* **Exercise task**: All lines holding the string "如图所示" are to be shown.

* **Provided material**:
----

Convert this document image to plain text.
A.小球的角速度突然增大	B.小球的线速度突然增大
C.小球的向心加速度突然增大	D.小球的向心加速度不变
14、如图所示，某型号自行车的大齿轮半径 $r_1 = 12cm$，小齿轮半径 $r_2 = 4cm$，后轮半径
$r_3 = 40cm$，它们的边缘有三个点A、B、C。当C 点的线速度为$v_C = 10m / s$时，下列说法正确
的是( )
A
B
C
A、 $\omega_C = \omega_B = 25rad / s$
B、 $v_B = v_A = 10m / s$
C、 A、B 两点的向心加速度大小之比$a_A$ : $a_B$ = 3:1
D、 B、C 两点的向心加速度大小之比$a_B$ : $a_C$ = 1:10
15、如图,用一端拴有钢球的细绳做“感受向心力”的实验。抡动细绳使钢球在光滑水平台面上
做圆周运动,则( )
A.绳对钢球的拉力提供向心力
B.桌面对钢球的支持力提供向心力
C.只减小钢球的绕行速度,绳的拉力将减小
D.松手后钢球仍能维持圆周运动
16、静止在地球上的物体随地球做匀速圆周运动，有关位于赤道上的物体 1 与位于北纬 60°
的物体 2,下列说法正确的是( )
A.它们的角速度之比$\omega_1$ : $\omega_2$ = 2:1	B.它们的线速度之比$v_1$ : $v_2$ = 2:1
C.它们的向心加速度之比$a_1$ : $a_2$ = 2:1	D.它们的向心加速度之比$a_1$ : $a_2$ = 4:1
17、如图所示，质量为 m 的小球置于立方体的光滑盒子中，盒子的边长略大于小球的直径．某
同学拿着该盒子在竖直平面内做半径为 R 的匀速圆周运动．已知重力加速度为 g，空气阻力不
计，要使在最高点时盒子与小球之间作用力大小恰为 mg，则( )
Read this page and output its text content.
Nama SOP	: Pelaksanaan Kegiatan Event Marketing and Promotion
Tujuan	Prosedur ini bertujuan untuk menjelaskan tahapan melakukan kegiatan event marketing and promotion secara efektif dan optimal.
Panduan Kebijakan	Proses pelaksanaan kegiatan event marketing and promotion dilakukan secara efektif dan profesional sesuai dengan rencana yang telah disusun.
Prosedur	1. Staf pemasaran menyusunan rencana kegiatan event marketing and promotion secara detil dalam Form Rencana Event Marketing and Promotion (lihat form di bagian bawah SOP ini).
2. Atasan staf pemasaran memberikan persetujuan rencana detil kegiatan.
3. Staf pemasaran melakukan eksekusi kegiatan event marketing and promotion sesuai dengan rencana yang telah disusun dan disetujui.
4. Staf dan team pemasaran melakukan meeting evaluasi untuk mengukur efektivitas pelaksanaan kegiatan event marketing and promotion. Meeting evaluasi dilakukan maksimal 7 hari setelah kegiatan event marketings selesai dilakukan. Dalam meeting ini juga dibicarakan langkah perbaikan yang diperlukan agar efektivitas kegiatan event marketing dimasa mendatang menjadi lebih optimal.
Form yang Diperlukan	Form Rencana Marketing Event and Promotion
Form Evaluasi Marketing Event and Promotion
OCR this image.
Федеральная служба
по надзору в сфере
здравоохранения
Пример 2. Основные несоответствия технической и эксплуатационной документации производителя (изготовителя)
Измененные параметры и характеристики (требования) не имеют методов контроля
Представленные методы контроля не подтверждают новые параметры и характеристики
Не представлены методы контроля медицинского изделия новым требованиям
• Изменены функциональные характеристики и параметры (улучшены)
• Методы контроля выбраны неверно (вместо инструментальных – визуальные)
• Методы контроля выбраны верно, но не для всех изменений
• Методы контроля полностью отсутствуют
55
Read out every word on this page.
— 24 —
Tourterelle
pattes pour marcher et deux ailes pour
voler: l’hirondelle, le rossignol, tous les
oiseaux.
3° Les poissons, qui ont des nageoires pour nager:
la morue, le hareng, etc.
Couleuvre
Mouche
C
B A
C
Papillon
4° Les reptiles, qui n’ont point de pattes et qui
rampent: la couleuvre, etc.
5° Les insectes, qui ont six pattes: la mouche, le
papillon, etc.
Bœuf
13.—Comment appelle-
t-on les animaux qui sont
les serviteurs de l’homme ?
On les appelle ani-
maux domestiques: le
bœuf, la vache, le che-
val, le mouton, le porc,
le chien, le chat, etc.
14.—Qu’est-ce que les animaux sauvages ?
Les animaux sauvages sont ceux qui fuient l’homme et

----

* **Worked answer**:
14、如图所示，某型号自行车的大齿轮半径 $r_1 = 12cm$，小齿轮半径 $r_2 = 4cm$，后轮半径
17、如图所示，质量为 m 的小球置于立方体的光滑盒子中，盒子的边长略大于小球的直径．某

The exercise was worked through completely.